- _SHORT PROBLEM_:
Each line that follows is to be retyped exactly.

•••••

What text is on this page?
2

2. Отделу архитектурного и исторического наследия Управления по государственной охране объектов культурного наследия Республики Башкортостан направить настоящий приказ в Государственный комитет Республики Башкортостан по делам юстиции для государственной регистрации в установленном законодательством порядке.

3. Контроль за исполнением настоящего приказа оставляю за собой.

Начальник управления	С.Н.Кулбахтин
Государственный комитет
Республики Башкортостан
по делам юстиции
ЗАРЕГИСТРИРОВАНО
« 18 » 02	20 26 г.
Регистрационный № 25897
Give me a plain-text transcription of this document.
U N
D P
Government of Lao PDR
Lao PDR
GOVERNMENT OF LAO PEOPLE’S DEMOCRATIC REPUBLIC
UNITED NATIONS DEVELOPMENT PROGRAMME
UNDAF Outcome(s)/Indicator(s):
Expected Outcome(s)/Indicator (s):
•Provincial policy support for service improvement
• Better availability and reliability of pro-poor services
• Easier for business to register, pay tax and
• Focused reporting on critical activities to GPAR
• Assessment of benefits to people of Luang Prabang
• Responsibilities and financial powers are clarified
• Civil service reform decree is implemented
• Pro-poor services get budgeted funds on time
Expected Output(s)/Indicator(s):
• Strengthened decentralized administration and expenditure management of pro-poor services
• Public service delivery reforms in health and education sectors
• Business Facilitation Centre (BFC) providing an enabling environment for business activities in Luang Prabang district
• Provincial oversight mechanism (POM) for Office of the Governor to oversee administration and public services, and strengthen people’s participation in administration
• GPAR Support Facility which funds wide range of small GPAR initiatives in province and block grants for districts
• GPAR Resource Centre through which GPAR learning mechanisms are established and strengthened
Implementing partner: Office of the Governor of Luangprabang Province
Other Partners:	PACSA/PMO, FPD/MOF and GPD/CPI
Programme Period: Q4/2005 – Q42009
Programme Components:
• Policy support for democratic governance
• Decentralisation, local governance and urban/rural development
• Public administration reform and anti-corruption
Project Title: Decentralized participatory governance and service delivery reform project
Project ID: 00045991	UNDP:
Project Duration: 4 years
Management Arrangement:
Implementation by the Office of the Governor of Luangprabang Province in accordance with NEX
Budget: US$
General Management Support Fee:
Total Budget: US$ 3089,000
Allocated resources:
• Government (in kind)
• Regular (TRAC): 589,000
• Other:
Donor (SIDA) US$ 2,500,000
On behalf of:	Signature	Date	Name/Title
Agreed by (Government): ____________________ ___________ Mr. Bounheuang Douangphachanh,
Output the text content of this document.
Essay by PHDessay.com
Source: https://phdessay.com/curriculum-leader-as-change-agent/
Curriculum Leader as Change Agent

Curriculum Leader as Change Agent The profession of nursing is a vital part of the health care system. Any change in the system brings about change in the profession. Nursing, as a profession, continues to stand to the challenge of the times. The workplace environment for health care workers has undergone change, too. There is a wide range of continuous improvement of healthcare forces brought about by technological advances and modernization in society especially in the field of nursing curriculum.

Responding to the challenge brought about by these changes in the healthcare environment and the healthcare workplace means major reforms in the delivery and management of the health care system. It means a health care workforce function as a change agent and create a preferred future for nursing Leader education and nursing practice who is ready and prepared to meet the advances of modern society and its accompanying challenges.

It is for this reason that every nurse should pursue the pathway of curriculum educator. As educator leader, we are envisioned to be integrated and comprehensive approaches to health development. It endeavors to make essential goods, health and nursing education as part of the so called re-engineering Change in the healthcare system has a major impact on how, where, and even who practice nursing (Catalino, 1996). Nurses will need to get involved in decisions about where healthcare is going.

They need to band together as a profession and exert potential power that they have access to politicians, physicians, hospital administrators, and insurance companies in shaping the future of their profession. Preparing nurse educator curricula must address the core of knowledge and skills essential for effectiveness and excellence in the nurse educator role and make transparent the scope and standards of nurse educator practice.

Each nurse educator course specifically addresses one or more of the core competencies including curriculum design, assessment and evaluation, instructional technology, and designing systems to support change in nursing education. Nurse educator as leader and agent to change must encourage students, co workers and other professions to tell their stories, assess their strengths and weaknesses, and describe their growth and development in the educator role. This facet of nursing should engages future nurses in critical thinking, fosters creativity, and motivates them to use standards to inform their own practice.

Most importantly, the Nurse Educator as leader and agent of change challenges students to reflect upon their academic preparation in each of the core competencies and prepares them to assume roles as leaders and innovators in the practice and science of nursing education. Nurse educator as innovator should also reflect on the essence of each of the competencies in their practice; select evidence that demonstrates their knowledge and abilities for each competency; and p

•••••

- _FINAL RESULT_:
What text is on this page?
2

2. Отделу архитектурного и исторического наследия Управления по государственной охране объектов культурного наследия Республики Башкортостан направить настоящий приказ в Государственный комитет Республики Башкортостан по делам юстиции для государственной регистрации в установленном законодательством порядке.

3. Контроль за исполнением настоящего приказа оставляю за собой.

Начальник управления	С.Н.Кулбахтин
Государственный комитет
Республики Башкортостан
по делам юстиции
ЗАРЕГИСТРИРОВАНО
« 18 » 02	20 26 г.
Регистрационный № 25897
Give me a plain-text transcription of this document.
U N
D P
Government of Lao PDR
Lao PDR
GOVERNMENT OF LAO PEOPLE’S DEMOCRATIC REPUBLIC
UNITED NATIONS DEVELOPMENT PROGRAMME
UNDAF Outcome(s)/Indicator(s):
Expected Outcome(s)/Indicator (s):
•Provincial policy support for service improvement
• Better availability and reliability of pro-poor services
• Easier for business to register, pay tax and
• Focused reporting on critical activities to GPAR
• Assessment of benefits to people of Luang Prabang
• Responsibilities and financial powers are clarified
• Civil service reform decree is implemented
• Pro-poor services get budgeted funds on time
Expected Output(s)/Indicator(s):
• Strengthened decentralized administration and expenditure management of pro-poor services
• Public service delivery reforms in health and education sectors
• Business Facilitation Centre (BFC) providing an enabling environment for business activities in Luang Prabang district
• Provincial oversight mechanism (POM) for Office of the Governor to oversee administration and public services, and strengthen people’s participation in administration
• GPAR Support Facility which funds wide range of small GPAR initiatives in province and block grants for districts
• GPAR Resource Centre through which GPAR learning mechanisms are established and strengthened
Implementing partner: Office of the Governor of Luangprabang Province
Other Partners:	PACSA/PMO, FPD/MOF and GPD/CPI
Programme Period: Q4/2005 – Q42009
Programme Components:
• Policy support for democratic governance
• Decentralisation, local governance and urban/rural development
• Public administration reform and anti-corruption
Project Title: Decentralized participatory governance and service delivery reform project
Project ID: 00045991	UNDP:
Project Duration: 4 years
Management Arrangement:
Implementation by the Office of the Governor of Luangprabang Province in accordance with NEX
Budget: US$
General Management Support Fee:
Total Budget: US$ 3089,000
Allocated resources:
• Government (in kind)
• Regular (TRAC): 589,000
• Other:
Donor (SIDA) US$ 2,500,000
On behalf of:	Signature	Date	Name/Title
Agreed by (Government): ____________________ ___________ Mr. Bounheuang Douangphachanh,
Output the text content of this document.
Essay by PHDessay.com
Source: https://phdessay.com/curriculum-leader-as-change-agent/
Curriculum Leader as Change Agent

Curriculum Leader as Change Agent The profession of nursing is a vital part of the health care system. Any change in the system brings about change in the profession. Nursing, as a profession, continues to stand to the challenge of the times. The workplace environment for health care workers has undergone change, too. There is a wide range of continuous improvement of healthcare forces brought about by technological advances and modernization in society especially in the field of nursing curriculum.

Responding to the challenge brought about by these changes in the healthcare environment and the healthcare workplace means major reforms in the delivery and management of the health care system. It means a health care workforce function as a change agent and create a preferred future for nursing Leader education and nursing practice who is ready and prepared to meet the advances of modern society and its accompanying challenges.

It is for this reason that every nurse should pursue the pathway of curriculum educator. As educator leader, we are envisioned to be integrated and comprehensive approaches to health development. It endeavors to make essential goods, health and nursing education as part of the so called re-engineering Change in the healthcare system has a major impact on how, where, and even who practice nursing (Catalino, 1996). Nurses will need to get involved in decisions about where healthcare is going.

They need to band together as a profession and exert potential power that they have access to politicians, physicians, hospital administrators, and insurance companies in shaping the future of their profession. Preparing nurse educator curricula must address the core of knowledge and skills essential for effectiveness and excellence in the nurse educator role and make transparent the scope and standards of nurse educator practice.

Each nurse educator course specifically addresses one or more of the core competencies including curriculum design, assessment and evaluation, instructional technology, and designing systems to support change in nursing education. Nurse educator as leader and agent to change must encourage students, co workers and other professions to tell their stories, assess their strengths and weaknesses, and describe their growth and development in the educator role. This facet of nursing should engages future nurses in critical thinking, fosters creativity, and motivates them to use standards to inform their own practice.

Most importantly, the Nurse Educator as leader and agent of change challenges students to reflect upon their academic preparation in each of the core competencies and prepares them to assume roles as leaders and innovators in the practice and science of nursing education. Nurse educator as innovator should also reflect on the essence of each of the competencies in their practice; select evidence that demonstrates their knowledge and abilities for each competency; and p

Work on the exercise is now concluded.